(SUPPLIED MATERIAL)
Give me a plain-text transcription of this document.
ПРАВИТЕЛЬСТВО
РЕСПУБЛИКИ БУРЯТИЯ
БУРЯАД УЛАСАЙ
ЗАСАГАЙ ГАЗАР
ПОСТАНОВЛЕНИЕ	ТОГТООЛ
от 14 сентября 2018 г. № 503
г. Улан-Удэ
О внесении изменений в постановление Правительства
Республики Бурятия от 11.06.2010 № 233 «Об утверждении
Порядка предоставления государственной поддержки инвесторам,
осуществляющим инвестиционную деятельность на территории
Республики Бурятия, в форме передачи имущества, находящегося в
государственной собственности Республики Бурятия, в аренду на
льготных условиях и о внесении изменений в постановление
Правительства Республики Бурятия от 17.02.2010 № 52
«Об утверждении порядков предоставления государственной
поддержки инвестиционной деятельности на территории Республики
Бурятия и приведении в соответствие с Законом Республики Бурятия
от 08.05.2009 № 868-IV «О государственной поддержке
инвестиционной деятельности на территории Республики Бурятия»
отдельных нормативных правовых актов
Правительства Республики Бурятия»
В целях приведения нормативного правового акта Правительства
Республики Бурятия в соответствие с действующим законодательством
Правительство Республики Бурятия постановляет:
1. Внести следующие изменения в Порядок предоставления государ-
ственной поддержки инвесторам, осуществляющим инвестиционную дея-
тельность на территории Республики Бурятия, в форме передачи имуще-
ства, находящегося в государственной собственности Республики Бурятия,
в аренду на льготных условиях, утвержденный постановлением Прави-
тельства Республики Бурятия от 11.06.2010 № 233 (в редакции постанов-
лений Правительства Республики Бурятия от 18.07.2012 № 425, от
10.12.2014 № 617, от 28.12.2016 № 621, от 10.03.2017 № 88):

(WRITTEN REQUEST) Check each line of the records for the word "льготных" and extract those that contain it.

(SOLUTION)
льготных условиях и о внесении изменений в постановление
в аренду на льготных условиях, утвержденный постановлением Прави-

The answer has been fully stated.